■ Stated goal
Search the material below for the string "items" and list each line that holds it.

::::::::::

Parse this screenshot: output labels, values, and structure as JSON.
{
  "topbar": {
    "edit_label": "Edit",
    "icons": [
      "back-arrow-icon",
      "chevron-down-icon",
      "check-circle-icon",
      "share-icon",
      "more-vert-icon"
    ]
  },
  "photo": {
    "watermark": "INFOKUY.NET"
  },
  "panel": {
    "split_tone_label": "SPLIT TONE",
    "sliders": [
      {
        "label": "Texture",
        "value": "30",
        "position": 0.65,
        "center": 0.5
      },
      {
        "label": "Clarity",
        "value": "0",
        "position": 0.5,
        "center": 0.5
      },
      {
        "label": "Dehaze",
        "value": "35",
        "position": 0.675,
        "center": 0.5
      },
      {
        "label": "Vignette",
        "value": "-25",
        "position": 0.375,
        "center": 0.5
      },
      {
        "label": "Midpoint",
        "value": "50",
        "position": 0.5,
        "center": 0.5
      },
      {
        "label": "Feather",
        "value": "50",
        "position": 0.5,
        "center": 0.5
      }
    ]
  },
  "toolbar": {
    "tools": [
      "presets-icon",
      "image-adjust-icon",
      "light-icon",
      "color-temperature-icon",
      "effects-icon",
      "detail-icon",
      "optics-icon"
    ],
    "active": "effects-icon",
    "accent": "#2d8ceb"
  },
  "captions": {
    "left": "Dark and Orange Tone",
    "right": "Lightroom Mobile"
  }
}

::::::::::

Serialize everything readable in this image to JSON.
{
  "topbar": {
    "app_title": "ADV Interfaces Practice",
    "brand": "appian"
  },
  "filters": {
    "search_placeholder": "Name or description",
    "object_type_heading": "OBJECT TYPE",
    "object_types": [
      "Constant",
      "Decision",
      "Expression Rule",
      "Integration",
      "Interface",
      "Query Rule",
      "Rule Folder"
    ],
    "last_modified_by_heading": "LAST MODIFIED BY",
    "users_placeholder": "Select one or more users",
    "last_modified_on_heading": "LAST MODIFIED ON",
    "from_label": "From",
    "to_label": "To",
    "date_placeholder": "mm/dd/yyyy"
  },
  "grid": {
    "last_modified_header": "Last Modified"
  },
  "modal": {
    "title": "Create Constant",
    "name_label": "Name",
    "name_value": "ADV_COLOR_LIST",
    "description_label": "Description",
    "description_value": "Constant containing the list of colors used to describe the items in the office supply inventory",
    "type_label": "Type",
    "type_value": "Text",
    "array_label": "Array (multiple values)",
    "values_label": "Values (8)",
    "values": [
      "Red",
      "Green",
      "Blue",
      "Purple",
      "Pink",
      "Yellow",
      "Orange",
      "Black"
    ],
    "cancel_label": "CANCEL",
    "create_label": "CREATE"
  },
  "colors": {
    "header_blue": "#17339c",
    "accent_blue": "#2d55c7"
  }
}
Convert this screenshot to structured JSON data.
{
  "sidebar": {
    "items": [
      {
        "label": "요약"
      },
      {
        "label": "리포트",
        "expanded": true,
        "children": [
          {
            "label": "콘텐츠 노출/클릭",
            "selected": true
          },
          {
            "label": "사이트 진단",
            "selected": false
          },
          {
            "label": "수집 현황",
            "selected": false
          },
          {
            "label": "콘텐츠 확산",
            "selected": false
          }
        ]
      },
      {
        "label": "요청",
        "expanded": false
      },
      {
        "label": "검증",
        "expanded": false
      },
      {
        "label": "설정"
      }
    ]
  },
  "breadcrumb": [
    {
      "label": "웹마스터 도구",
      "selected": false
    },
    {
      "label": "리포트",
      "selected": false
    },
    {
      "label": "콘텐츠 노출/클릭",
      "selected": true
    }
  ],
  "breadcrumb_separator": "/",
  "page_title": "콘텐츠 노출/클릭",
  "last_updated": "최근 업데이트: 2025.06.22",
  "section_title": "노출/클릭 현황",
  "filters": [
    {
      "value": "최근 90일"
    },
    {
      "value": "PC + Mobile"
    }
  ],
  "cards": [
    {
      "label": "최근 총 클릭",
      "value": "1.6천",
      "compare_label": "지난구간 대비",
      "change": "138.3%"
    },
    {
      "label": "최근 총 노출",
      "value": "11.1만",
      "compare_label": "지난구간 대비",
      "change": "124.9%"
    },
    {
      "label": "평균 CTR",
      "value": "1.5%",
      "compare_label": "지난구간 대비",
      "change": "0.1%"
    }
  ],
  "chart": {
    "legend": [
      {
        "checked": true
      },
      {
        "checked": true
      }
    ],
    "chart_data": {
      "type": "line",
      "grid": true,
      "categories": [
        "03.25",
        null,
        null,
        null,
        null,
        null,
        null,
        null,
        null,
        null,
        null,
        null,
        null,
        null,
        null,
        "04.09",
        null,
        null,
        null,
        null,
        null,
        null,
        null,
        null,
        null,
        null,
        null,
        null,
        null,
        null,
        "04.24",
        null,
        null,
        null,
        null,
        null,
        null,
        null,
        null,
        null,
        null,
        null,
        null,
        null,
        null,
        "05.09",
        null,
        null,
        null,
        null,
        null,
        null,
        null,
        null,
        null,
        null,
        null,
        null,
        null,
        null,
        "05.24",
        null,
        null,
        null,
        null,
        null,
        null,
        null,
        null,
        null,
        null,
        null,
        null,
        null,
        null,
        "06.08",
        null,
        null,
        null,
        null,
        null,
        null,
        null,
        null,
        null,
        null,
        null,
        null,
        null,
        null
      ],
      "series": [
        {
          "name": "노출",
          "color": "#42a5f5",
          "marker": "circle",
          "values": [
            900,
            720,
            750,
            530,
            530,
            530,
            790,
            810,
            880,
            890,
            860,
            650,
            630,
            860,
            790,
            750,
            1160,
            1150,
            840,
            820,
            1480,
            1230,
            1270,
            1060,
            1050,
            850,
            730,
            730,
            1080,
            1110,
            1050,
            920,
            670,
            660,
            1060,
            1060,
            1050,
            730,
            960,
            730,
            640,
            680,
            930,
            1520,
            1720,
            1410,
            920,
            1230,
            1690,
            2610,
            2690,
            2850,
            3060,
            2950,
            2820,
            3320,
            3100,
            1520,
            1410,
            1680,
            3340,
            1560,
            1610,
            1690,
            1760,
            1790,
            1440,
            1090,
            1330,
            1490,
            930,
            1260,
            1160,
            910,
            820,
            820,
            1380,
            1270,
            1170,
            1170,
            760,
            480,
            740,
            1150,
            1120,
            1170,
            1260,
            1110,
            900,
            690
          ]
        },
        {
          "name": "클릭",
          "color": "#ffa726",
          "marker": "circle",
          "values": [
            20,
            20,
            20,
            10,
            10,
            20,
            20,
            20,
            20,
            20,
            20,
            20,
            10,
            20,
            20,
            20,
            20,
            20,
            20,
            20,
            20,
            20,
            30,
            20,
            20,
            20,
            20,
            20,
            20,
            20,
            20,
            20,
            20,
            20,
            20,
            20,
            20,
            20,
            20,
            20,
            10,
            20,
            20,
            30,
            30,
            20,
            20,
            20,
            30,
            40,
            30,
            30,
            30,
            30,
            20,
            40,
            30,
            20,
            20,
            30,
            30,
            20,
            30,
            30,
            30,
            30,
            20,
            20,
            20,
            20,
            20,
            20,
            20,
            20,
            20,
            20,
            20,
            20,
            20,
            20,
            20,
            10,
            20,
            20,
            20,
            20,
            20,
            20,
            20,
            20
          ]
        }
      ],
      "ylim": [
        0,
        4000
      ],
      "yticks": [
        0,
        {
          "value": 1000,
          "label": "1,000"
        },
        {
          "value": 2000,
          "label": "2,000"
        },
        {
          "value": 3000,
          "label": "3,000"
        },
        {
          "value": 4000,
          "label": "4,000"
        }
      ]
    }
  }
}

::::::::::

■ Response to the task
    "description_value": "Constant containing the list of colors used to describe the items in the office supply inventory",
    "items": [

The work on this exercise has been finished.